--- Records for processing ---

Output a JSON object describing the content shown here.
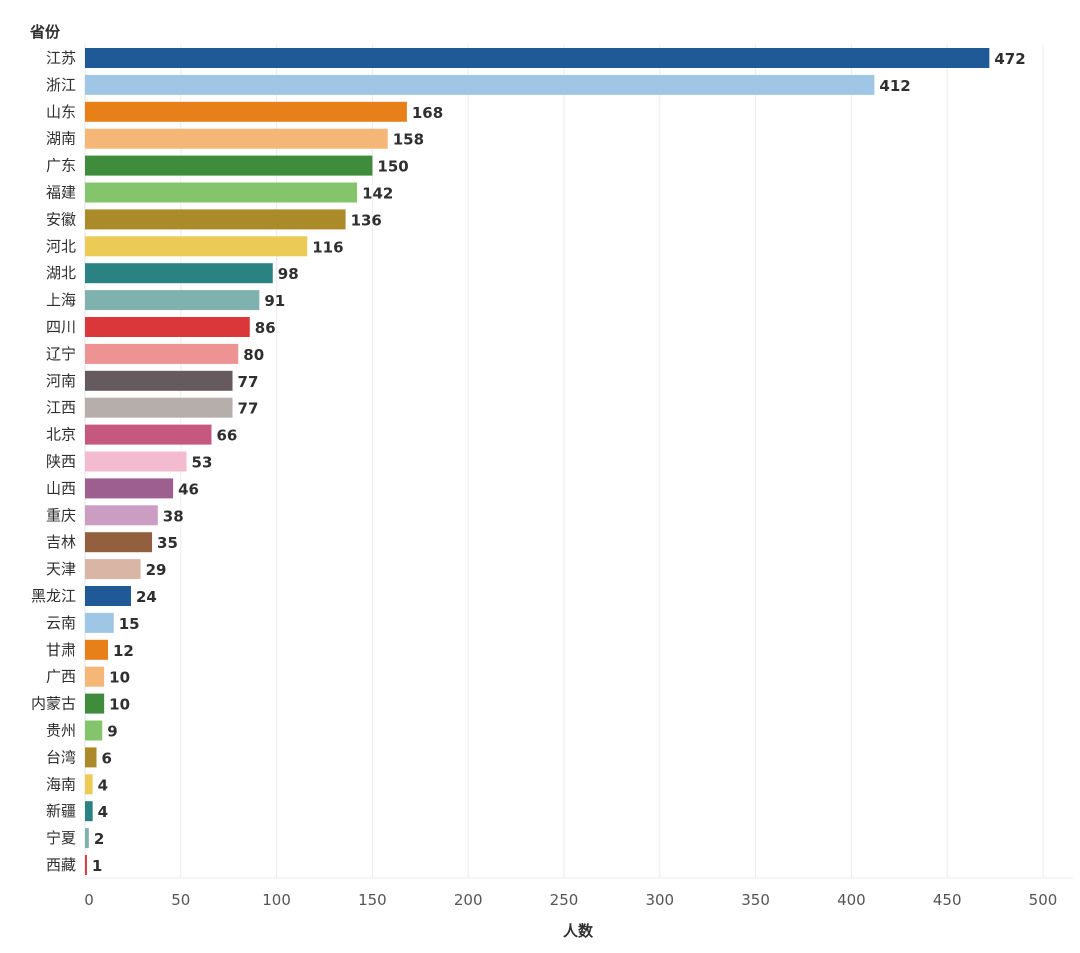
{
  "chart_data": {
    "type": "bar",
    "orientation": "horizontal",
    "ylabel": "省份",
    "xlabel": "人数",
    "xlim": [
      0,
      500
    ],
    "xticks": [
      0,
      50,
      100,
      150,
      200,
      250,
      300,
      350,
      400,
      450,
      500
    ],
    "grid": true,
    "categories": [
      "江苏",
      "浙江",
      "山东",
      "湖南",
      "广东",
      "福建",
      "安徽",
      "河北",
      "湖北",
      "上海",
      "四川",
      "辽宁",
      "河南",
      "江西",
      "北京",
      "陕西",
      "山西",
      "重庆",
      "吉林",
      "天津",
      "黑龙江",
      "云南",
      "甘肃",
      "广西",
      "内蒙古",
      "贵州",
      "台湾",
      "海南",
      "新疆",
      "宁夏",
      "西藏"
    ],
    "values": [
      472,
      412,
      168,
      158,
      150,
      142,
      136,
      116,
      98,
      91,
      86,
      80,
      77,
      77,
      66,
      53,
      46,
      38,
      35,
      29,
      24,
      15,
      12,
      10,
      10,
      9,
      6,
      4,
      4,
      2,
      1
    ],
    "colors": [
      "#1f5a96",
      "#a0c6e6",
      "#e8801a",
      "#f5b777",
      "#3f8c3d",
      "#84c46a",
      "#ab8a2a",
      "#ebca55",
      "#2a8282",
      "#7fb1ae",
      "#d9373a",
      "#ee9394",
      "#655b5e",
      "#b6aeab",
      "#c6577f",
      "#f2bbd0",
      "#9d5f8f",
      "#cc9dc3",
      "#93603f",
      "#d8b5a5",
      "#1f5a96",
      "#a0c6e6",
      "#e8801a",
      "#f5b777",
      "#3f8c3d",
      "#84c46a",
      "#ab8a2a",
      "#ebca55",
      "#2a8282",
      "#7fb1ae",
      "#d9373a"
    ]
  }
}
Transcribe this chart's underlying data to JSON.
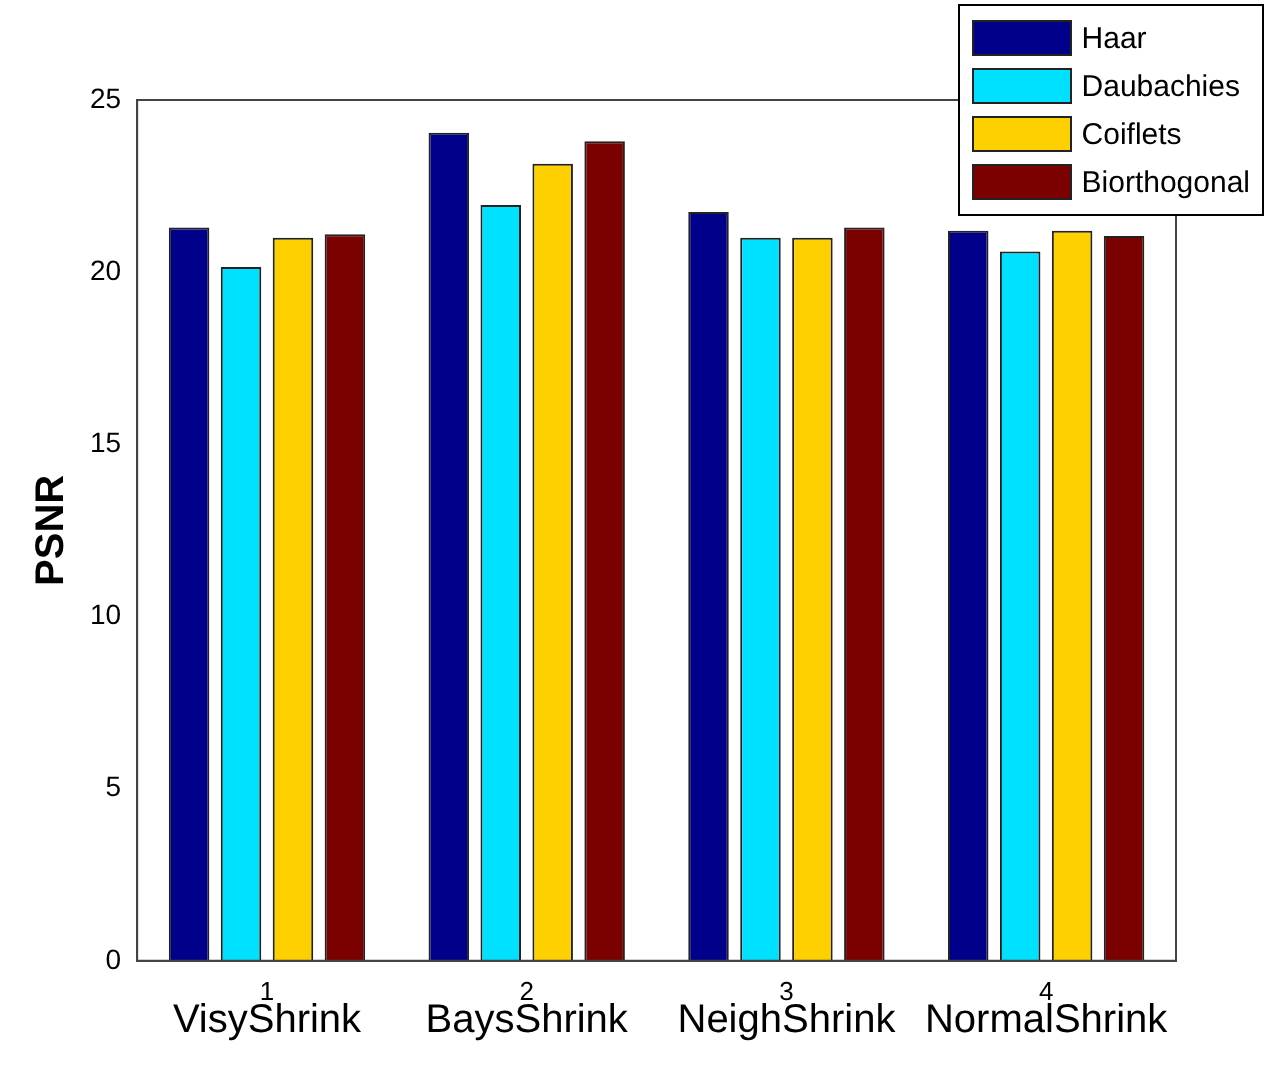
{
  "chart_data": {
    "type": "bar",
    "ylabel": "PSNR",
    "x": [
      1,
      2,
      3,
      4
    ],
    "xlim": [
      0.5,
      4.5
    ],
    "xticks": [
      1,
      2,
      3,
      4
    ],
    "ylim": [
      0,
      25
    ],
    "yticks": [
      0,
      5,
      10,
      15,
      20,
      25
    ],
    "grid": false,
    "legend": "top right",
    "series": [
      {
        "name": "Haar",
        "color": "#00008b",
        "values": [
          21.3,
          24.05,
          21.75,
          21.2
        ]
      },
      {
        "name": "Daubachies",
        "color": "#00e0ff",
        "values": [
          20.15,
          21.95,
          21.0,
          20.6
        ]
      },
      {
        "name": "Coiflets",
        "color": "#ffd000",
        "values": [
          21.0,
          23.15,
          21.0,
          21.2
        ]
      },
      {
        "name": "Biorthogonal",
        "color": "#7b0000",
        "values": [
          21.1,
          23.8,
          21.3,
          21.05
        ]
      }
    ],
    "annotations": [
      "VisyShrink",
      "BaysShrink",
      "NeighShrink",
      "NormalShrink"
    ]
  }
}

---

### Problem statement
Copy exactly the lines from the line containing "Transcribe this chart's" through the last line of the records above, both included, and leave out any pictures.

### Output of the exercise
Transcribe this chart's underlying data to JSON.
{
  "chart_data": {
    "type": "bar",
    "ylabel": "PSNR",
    "x": [
      1,
      2,
      3,
      4
    ],
    "xlim": [
      0.5,
      4.5
    ],
    "xticks": [
      1,
      2,
      3,
      4
    ],
    "ylim": [
      0,
      25
    ],
    "yticks": [
      0,
      5,
      10,
      15,
      20,
      25
    ],
    "grid": false,
    "legend": "top right",
    "series": [
      {
        "name": "Haar",
        "color": "#00008b",
        "values": [
          21.3,
          24.05,
          21.75,
          21.2
        ]
      },
      {
        "name": "Daubachies",
        "color": "#00e0ff",
        "values": [
          20.15,
          21.95,
          21.0,
          20.6
        ]
      },
      {
        "name": "Coiflets",
        "color": "#ffd000",
        "values": [
          21.0,
          23.15,
          21.0,
          21.2
        ]
      },
      {
        "name": "Biorthogonal",
        "color": "#7b0000",
        "values": [
          21.1,
          23.8,
          21.3,
          21.05
        ]
      }
    ],
    "annotations": [
      "VisyShrink",
      "BaysShrink",
      "NeighShrink",
      "NormalShrink"
    ]
  }
}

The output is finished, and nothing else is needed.